→ **What is needed**
Format as a JSON list of strings the lines of the listing starting with the line that contains "- available-credit-value: $" and going on through the line that contains "- card-image[interactable]: MY", one string per line, with blank lines left out.

→ **Input**
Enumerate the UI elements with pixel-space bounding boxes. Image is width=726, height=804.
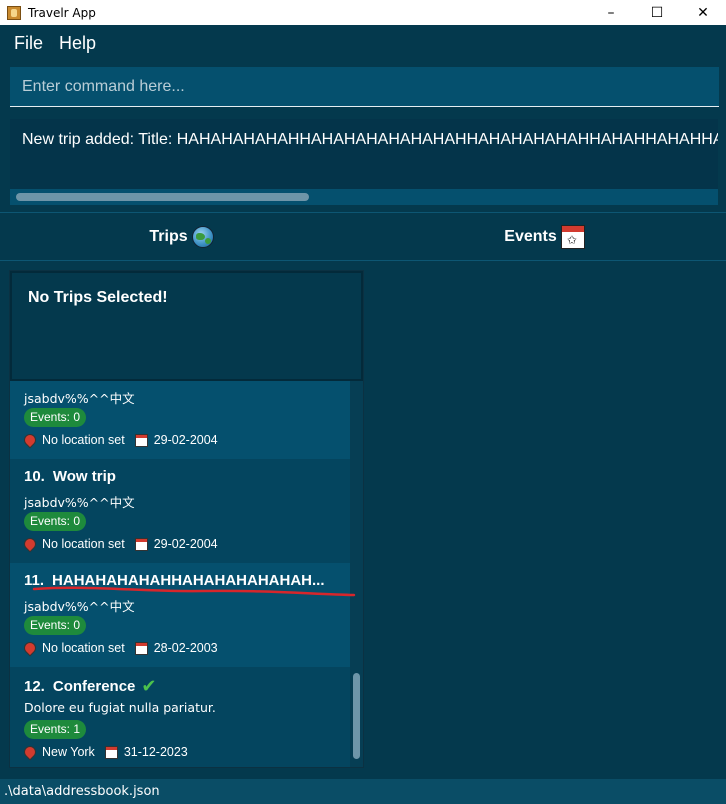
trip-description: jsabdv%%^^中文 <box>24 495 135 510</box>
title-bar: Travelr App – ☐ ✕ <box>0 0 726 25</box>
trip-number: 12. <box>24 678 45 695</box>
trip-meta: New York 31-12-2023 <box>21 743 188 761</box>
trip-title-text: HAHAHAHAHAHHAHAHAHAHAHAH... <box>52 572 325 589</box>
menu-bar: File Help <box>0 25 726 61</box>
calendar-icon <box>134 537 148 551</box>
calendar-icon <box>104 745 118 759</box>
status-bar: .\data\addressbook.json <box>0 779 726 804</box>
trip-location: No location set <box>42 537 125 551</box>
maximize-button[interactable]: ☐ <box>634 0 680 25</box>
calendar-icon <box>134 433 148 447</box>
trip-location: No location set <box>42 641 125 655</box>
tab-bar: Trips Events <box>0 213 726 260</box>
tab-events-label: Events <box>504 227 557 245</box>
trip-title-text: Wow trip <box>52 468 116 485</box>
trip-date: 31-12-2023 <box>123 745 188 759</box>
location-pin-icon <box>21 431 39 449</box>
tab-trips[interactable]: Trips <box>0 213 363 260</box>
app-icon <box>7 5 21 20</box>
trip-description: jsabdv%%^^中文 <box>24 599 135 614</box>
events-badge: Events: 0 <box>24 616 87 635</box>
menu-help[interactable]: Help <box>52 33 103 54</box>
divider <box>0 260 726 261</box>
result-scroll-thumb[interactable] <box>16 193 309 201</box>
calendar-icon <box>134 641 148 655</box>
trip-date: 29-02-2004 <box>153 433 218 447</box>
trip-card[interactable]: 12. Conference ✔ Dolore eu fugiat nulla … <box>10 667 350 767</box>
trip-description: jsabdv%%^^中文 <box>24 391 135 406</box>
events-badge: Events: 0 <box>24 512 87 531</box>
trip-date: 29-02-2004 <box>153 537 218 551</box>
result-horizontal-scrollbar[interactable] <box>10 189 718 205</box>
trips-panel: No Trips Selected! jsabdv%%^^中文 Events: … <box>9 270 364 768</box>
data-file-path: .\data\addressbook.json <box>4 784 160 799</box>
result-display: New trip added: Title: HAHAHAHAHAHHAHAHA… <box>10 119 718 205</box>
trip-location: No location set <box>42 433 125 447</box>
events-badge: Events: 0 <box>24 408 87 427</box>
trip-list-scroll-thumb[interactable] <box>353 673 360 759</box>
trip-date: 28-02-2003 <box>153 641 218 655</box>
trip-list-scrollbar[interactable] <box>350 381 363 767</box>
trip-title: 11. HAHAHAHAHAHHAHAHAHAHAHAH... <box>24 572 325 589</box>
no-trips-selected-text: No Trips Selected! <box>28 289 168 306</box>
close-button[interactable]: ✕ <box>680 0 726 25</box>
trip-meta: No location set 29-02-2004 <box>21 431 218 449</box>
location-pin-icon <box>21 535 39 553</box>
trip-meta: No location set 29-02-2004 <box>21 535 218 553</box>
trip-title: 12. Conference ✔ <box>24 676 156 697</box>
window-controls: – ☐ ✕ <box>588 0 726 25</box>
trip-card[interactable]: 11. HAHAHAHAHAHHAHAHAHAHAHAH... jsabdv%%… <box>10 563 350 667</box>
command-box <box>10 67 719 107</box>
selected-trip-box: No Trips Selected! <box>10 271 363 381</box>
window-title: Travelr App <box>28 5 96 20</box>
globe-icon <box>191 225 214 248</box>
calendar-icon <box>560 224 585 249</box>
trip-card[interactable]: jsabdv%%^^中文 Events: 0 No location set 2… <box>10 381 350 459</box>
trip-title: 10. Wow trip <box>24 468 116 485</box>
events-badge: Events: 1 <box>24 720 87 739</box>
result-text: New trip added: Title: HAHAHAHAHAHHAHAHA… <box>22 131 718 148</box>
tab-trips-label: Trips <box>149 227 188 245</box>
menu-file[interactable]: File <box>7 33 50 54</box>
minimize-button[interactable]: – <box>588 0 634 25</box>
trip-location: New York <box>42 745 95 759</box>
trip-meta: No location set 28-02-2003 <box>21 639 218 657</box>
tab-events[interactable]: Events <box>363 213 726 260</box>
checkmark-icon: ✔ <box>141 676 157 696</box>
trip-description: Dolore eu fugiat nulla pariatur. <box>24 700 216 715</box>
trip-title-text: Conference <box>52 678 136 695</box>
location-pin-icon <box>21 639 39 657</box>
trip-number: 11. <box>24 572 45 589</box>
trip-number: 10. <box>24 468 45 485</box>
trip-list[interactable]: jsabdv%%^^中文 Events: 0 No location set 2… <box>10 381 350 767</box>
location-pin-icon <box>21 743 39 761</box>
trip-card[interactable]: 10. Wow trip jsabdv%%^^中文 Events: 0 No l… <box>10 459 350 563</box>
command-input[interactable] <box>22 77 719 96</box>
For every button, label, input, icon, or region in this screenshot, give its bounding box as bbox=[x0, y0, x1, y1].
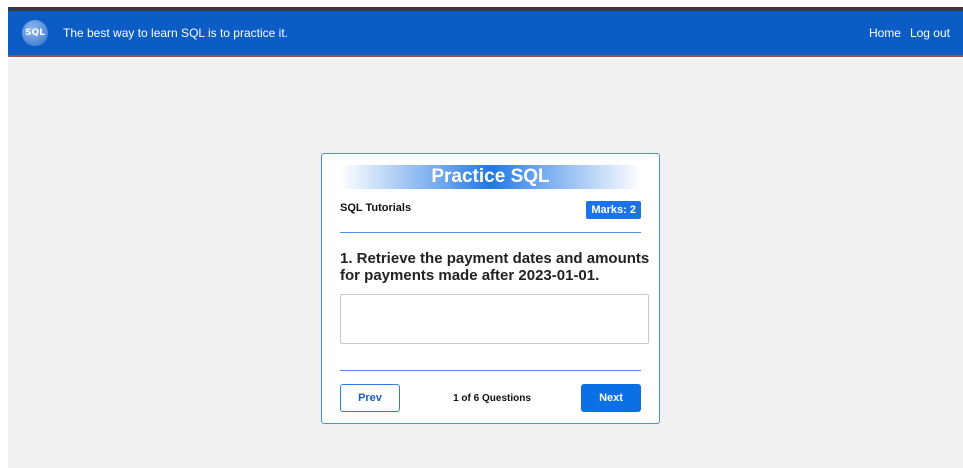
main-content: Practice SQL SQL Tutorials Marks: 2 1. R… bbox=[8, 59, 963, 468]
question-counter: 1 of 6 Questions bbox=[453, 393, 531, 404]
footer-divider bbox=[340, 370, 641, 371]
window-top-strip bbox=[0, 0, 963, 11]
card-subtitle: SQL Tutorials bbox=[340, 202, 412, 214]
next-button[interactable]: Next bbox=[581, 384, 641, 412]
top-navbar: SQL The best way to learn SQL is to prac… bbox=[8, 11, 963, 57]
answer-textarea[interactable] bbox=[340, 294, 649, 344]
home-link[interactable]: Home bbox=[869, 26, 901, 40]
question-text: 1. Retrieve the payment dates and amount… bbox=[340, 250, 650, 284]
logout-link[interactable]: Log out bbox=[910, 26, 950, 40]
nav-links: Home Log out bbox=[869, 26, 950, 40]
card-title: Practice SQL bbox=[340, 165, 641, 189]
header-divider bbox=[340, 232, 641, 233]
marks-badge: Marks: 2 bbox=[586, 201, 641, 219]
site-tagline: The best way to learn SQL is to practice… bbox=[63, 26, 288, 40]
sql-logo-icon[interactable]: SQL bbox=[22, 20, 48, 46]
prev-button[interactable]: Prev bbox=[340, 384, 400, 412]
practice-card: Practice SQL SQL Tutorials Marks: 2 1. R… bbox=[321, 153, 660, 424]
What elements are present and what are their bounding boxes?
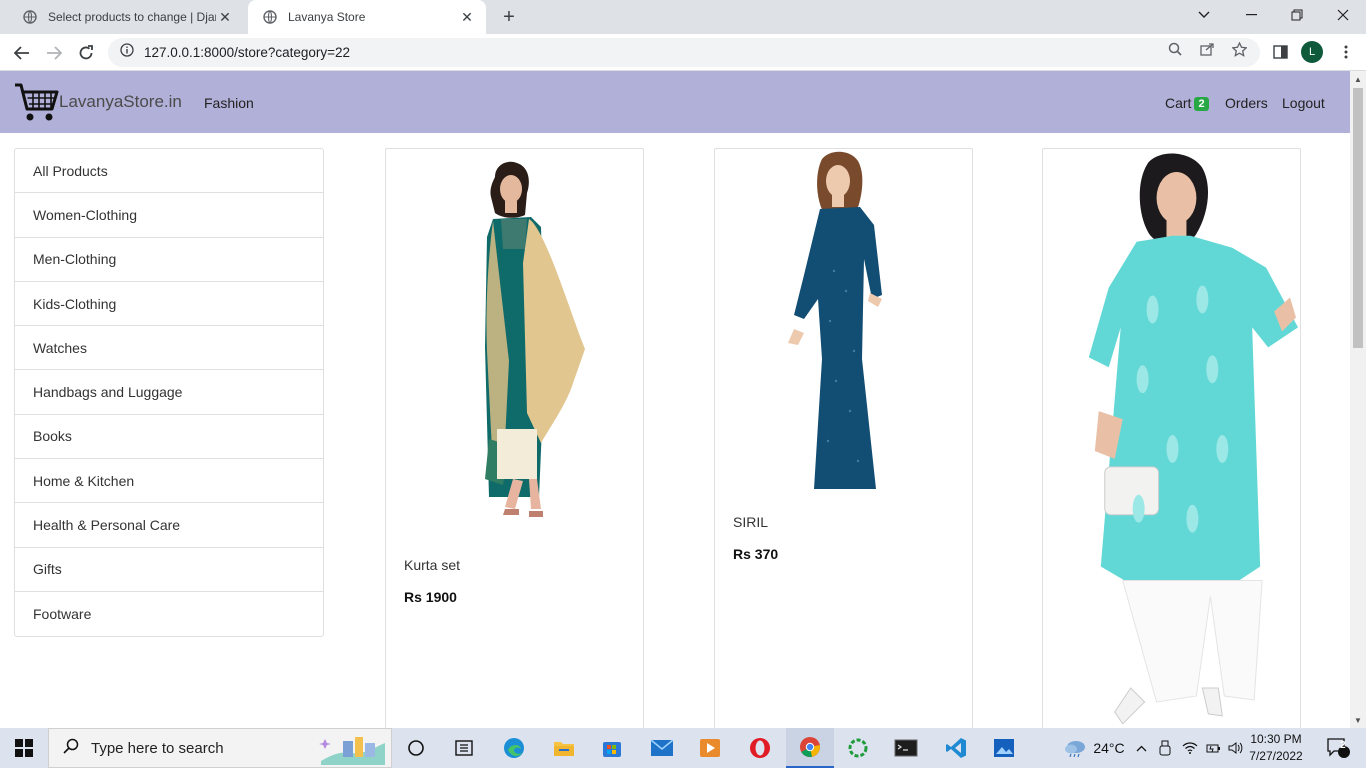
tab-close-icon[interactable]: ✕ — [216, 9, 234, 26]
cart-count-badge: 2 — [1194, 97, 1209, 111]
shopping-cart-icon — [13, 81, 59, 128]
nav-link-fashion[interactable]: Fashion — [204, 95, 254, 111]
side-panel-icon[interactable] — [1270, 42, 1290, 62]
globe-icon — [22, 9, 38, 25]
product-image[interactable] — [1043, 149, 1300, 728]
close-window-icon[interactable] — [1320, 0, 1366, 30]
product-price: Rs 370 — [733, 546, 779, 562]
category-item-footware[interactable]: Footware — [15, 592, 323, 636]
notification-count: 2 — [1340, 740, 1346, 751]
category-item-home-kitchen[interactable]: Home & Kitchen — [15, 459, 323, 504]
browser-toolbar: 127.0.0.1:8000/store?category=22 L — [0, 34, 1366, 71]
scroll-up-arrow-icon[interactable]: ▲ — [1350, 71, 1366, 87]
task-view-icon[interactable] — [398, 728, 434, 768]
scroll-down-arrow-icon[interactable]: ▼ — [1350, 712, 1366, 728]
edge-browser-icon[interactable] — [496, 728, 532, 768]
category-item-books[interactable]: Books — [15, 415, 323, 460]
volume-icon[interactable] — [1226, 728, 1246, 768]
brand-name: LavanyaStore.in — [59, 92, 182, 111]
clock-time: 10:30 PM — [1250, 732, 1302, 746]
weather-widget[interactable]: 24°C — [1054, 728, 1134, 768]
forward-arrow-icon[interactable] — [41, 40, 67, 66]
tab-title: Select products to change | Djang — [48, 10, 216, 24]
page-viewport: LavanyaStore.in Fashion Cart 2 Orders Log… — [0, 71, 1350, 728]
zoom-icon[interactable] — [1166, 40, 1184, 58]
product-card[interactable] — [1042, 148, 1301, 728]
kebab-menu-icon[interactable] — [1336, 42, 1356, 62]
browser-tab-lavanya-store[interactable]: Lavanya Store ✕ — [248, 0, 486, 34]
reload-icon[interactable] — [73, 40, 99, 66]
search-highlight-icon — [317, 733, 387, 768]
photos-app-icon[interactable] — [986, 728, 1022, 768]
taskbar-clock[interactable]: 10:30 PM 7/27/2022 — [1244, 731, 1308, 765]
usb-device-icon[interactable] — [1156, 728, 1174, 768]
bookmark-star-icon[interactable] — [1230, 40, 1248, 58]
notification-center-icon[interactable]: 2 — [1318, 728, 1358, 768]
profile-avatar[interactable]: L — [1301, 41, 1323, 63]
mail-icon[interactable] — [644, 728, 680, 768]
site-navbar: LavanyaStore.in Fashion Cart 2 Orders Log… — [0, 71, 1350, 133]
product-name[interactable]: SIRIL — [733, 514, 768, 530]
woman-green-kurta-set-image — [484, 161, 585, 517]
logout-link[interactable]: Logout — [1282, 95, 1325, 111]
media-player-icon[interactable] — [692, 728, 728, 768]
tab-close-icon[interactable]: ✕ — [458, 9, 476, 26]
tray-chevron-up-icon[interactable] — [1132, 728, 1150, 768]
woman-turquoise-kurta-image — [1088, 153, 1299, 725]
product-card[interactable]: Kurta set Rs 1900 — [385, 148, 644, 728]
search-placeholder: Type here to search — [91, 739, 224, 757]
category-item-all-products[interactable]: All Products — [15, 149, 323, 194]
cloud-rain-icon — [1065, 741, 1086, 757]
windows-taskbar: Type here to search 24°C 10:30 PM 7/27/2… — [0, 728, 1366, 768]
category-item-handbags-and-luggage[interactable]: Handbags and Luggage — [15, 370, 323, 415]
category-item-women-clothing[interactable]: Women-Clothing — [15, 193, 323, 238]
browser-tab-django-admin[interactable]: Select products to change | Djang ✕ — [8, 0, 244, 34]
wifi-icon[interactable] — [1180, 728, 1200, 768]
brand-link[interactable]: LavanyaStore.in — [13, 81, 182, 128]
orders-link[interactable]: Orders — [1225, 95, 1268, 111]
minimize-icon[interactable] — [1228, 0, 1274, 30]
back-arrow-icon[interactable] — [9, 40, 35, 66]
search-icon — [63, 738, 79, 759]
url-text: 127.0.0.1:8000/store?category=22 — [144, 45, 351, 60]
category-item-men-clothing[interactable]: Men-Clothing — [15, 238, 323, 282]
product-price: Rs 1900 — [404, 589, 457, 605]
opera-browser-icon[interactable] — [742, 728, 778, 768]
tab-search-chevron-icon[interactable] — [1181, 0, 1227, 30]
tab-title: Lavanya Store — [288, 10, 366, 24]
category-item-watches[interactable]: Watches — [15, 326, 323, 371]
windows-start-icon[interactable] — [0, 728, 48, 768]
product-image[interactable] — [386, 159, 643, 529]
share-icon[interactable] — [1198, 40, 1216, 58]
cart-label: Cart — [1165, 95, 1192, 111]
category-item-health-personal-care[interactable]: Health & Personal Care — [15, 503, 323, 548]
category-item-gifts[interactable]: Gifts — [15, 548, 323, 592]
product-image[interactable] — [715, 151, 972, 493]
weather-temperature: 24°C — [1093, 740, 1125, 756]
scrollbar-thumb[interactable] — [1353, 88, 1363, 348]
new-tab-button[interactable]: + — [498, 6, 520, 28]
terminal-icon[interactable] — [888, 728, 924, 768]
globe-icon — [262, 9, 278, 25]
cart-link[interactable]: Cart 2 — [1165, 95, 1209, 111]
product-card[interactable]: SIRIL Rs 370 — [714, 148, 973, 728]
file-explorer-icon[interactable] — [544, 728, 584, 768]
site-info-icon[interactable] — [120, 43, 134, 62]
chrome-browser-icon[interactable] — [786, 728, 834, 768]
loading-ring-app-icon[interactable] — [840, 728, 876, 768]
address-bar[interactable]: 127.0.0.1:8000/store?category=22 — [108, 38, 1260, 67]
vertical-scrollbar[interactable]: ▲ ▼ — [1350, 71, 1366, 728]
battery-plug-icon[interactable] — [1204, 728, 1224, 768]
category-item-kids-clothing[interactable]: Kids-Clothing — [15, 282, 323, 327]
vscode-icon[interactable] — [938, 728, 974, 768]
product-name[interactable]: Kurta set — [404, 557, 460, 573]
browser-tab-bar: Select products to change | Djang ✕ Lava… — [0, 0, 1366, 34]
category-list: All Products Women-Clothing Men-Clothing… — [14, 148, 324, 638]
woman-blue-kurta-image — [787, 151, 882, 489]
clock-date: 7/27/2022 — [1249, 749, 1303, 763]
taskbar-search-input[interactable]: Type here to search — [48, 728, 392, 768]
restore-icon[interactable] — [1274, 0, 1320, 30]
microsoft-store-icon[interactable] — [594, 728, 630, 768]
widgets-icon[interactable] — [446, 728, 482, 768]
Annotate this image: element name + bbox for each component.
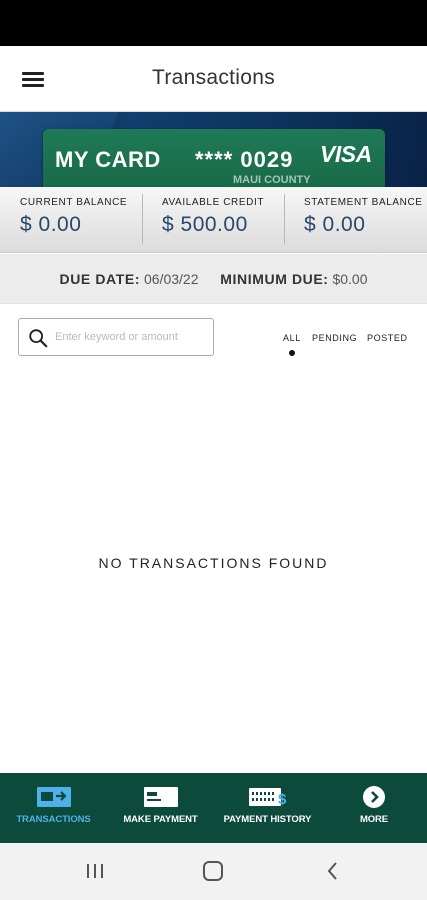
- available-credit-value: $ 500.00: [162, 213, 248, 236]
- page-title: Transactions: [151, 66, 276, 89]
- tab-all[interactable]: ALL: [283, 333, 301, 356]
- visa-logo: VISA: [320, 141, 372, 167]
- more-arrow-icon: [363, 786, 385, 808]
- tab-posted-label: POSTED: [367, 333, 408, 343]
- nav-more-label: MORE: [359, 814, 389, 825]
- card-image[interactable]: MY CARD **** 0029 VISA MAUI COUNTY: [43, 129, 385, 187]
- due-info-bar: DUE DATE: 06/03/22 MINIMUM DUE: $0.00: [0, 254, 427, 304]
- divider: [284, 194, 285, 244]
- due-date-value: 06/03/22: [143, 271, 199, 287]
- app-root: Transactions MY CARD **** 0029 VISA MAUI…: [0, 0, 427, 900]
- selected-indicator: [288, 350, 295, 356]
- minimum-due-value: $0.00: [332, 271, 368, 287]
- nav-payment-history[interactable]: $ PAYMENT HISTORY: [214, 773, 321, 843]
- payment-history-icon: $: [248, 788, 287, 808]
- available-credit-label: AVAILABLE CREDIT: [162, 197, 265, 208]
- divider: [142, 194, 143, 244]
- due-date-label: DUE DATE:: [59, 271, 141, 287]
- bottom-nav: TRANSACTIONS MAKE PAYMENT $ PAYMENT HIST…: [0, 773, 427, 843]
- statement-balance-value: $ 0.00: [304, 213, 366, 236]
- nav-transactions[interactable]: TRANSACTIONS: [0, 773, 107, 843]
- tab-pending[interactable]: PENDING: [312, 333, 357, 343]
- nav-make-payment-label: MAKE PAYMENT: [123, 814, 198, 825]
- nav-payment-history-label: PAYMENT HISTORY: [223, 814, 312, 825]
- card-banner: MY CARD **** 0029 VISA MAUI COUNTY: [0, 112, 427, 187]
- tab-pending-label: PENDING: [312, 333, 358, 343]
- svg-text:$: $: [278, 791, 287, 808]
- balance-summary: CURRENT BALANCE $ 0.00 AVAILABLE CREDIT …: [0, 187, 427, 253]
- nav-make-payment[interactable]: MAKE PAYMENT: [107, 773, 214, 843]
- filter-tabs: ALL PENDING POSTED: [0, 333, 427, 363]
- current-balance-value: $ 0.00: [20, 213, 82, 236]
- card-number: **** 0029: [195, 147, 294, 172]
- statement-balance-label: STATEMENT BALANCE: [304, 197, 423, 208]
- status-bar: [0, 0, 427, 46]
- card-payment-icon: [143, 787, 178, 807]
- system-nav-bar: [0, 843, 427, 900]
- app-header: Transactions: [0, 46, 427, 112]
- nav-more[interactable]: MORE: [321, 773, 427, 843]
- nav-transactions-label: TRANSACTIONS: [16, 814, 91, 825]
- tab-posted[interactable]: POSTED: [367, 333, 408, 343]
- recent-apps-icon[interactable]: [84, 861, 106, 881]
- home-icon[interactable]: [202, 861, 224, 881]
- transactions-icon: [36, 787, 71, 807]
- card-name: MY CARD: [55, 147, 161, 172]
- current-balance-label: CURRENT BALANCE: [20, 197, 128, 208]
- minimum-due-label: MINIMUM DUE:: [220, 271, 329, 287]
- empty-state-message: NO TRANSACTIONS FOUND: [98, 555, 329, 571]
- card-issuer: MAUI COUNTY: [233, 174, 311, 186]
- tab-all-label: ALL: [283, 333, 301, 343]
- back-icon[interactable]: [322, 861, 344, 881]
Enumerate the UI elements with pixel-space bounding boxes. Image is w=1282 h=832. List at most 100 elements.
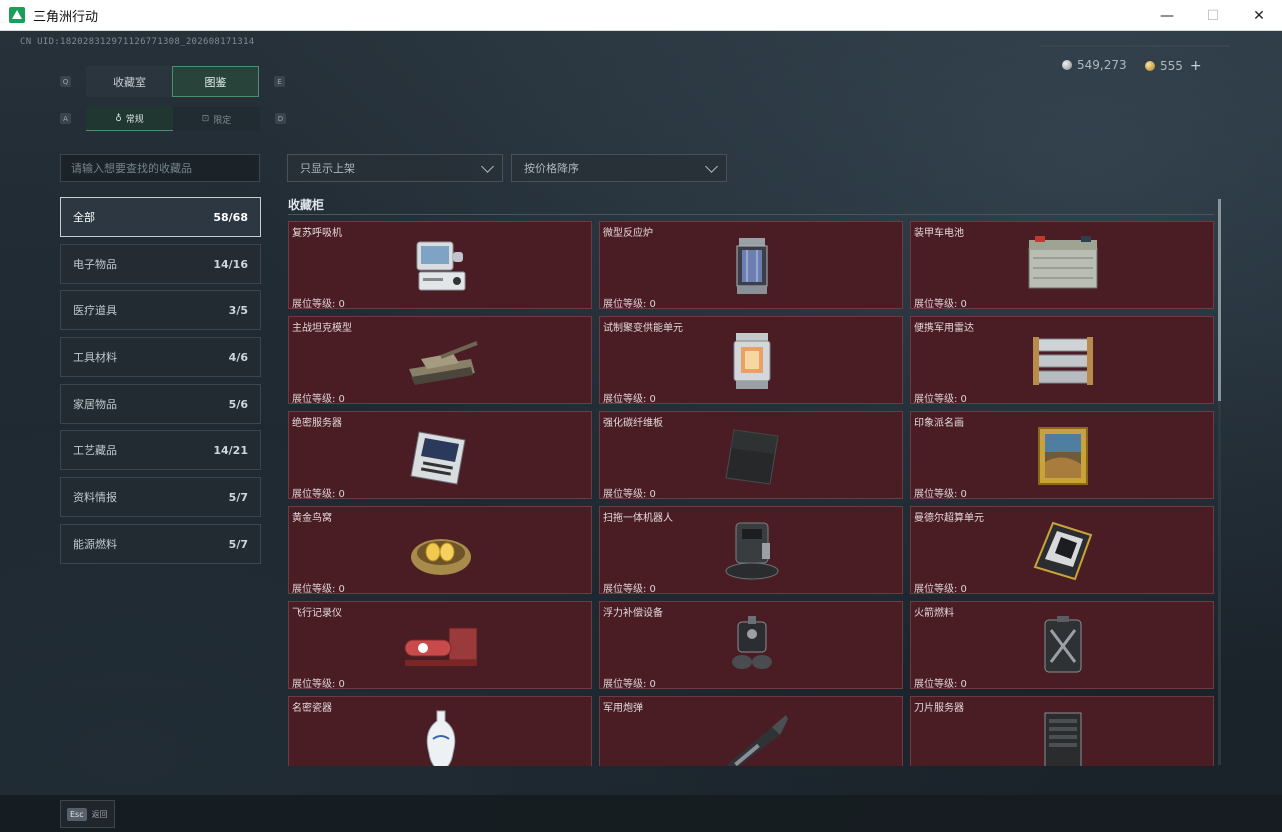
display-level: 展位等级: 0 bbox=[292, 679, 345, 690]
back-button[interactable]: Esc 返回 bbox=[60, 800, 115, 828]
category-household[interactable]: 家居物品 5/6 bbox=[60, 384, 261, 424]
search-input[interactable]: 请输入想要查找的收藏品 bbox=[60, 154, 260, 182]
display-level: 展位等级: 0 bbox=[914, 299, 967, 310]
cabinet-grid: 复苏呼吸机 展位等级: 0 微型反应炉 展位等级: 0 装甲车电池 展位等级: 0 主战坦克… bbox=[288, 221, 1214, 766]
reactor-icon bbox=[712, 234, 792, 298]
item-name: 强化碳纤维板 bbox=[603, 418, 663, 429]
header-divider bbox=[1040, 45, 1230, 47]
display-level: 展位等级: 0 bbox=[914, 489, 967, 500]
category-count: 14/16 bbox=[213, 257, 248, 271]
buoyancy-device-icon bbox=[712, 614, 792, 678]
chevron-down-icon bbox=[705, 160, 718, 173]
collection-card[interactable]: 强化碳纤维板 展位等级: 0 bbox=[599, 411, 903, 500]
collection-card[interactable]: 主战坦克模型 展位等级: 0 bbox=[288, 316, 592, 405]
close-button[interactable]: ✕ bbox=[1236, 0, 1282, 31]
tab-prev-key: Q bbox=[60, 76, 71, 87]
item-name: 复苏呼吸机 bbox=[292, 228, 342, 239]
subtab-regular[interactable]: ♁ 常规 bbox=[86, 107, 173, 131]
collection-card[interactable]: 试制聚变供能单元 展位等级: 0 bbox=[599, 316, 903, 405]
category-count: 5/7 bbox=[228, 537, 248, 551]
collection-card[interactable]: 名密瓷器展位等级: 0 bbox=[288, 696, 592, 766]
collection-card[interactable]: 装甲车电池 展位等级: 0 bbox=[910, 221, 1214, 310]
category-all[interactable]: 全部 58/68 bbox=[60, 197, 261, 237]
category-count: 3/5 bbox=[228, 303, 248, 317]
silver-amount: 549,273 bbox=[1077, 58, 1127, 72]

→ **Solution below**
[
  "- available-credit-value: $ 500.00: [162, 213, 248, 236]",
  "- page-title: Transactions: [151, 66, 276, 89]",
  "- tab-all[interactable]: ALL: [283, 333, 301, 356]",
  "- visa-logo: VISA: [320, 141, 372, 167]",
  "- more-arrow-icon: [363, 786, 385, 808]",
  "- tab-posted-label: POSTED: [367, 333, 408, 343]",
  "- nav-more-label: MORE: [359, 814, 389, 825]",
  "- card-image[interactable]: MY CARD **** 0029 VISA MAUI COUNTY: [43, 129, 385, 187]"
]